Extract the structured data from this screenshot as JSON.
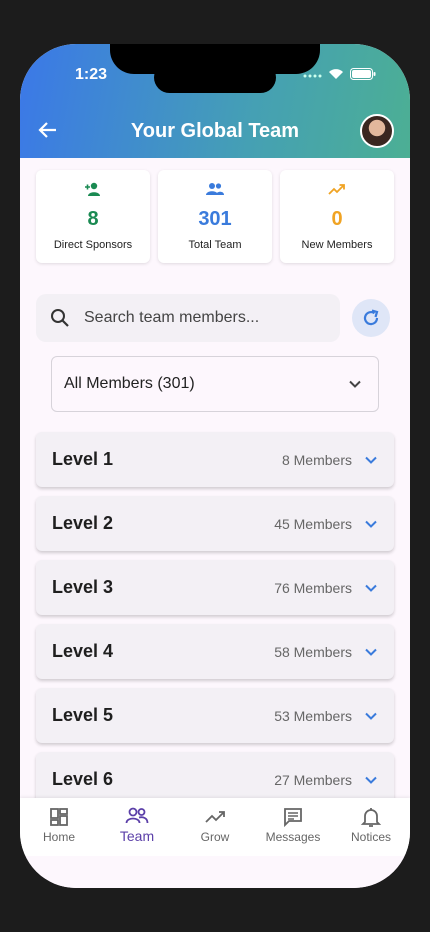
{
  "status_bar": {
    "time": "1:23"
  },
  "header": {
    "title": "Your Global Team"
  },
  "stats": [
    {
      "icon": "person-add-icon",
      "value": "8",
      "label": "Direct Sponsors",
      "color": "#1a8a52"
    },
    {
      "icon": "group-icon",
      "value": "301",
      "label": "Total Team",
      "color": "#3a7bdc"
    },
    {
      "icon": "trending-up-icon",
      "value": "0",
      "label": "New Members",
      "color": "#f0a323"
    }
  ],
  "search": {
    "placeholder": "Search team members..."
  },
  "filter": {
    "selected": "All Members (301)"
  },
  "levels": [
    {
      "name": "Level 1",
      "count": "8 Members"
    },
    {
      "name": "Level 2",
      "count": "45 Members"
    },
    {
      "name": "Level 3",
      "count": "76 Members"
    },
    {
      "name": "Level 4",
      "count": "58 Members"
    },
    {
      "name": "Level 5",
      "count": "53 Members"
    },
    {
      "name": "Level 6",
      "count": "27 Members"
    }
  ],
  "nav": [
    {
      "label": "Home",
      "icon": "dashboard-icon"
    },
    {
      "label": "Team",
      "icon": "people-icon",
      "active": true
    },
    {
      "label": "Grow",
      "icon": "trending-up-icon"
    },
    {
      "label": "Messages",
      "icon": "message-icon"
    },
    {
      "label": "Notices",
      "icon": "bell-icon"
    }
  ],
  "colors": {
    "accent": "#3a7bdc",
    "active_nav": "#5b3fa8"
  }
}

→ TASK INSTRUCTIONS
Reproduce the entries above without change, omitting all pictures.

→ ANSWER TO THIS PROBLEM
Extract the structured data from this screenshot as JSON.
{
  "status_bar": {
    "time": "1:23"
  },
  "header": {
    "title": "Your Global Team"
  },
  "stats": [
    {
      "icon": "person-add-icon",
      "value": "8",
      "label": "Direct Sponsors",
      "color": "#1a8a52"
    },
    {
      "icon": "group-icon",
      "value": "301",
      "label": "Total Team",
      "color": "#3a7bdc"
    },
    {
      "icon": "trending-up-icon",
      "value": "0",
      "label": "New Members",
      "color": "#f0a323"
    }
  ],
  "search": {
    "placeholder": "Search team members..."
  },
  "filter": {
    "selected": "All Members (301)"
  },
  "levels": [
    {
      "name": "Level 1",
      "count": "8 Members"
    },
    {
      "name": "Level 2",
      "count": "45 Members"
    },
    {
      "name": "Level 3",
      "count": "76 Members"
    },
    {
      "name": "Level 4",
      "count": "58 Members"
    },
    {
      "name": "Level 5",
      "count": "53 Members"
    },
    {
      "name": "Level 6",
      "count": "27 Members"
    }
  ],
  "nav": [
    {
      "label": "Home",
      "icon": "dashboard-icon"
    },
    {
      "label": "Team",
      "icon": "people-icon",
      "active": true
    },
    {
      "label": "Grow",
      "icon": "trending-up-icon"
    },
    {
      "label": "Messages",
      "icon": "message-icon"
    },
    {
      "label": "Notices",
      "icon": "bell-icon"
    }
  ],
  "colors": {
    "accent": "#3a7bdc",
    "active_nav": "#5b3fa8"
  }
}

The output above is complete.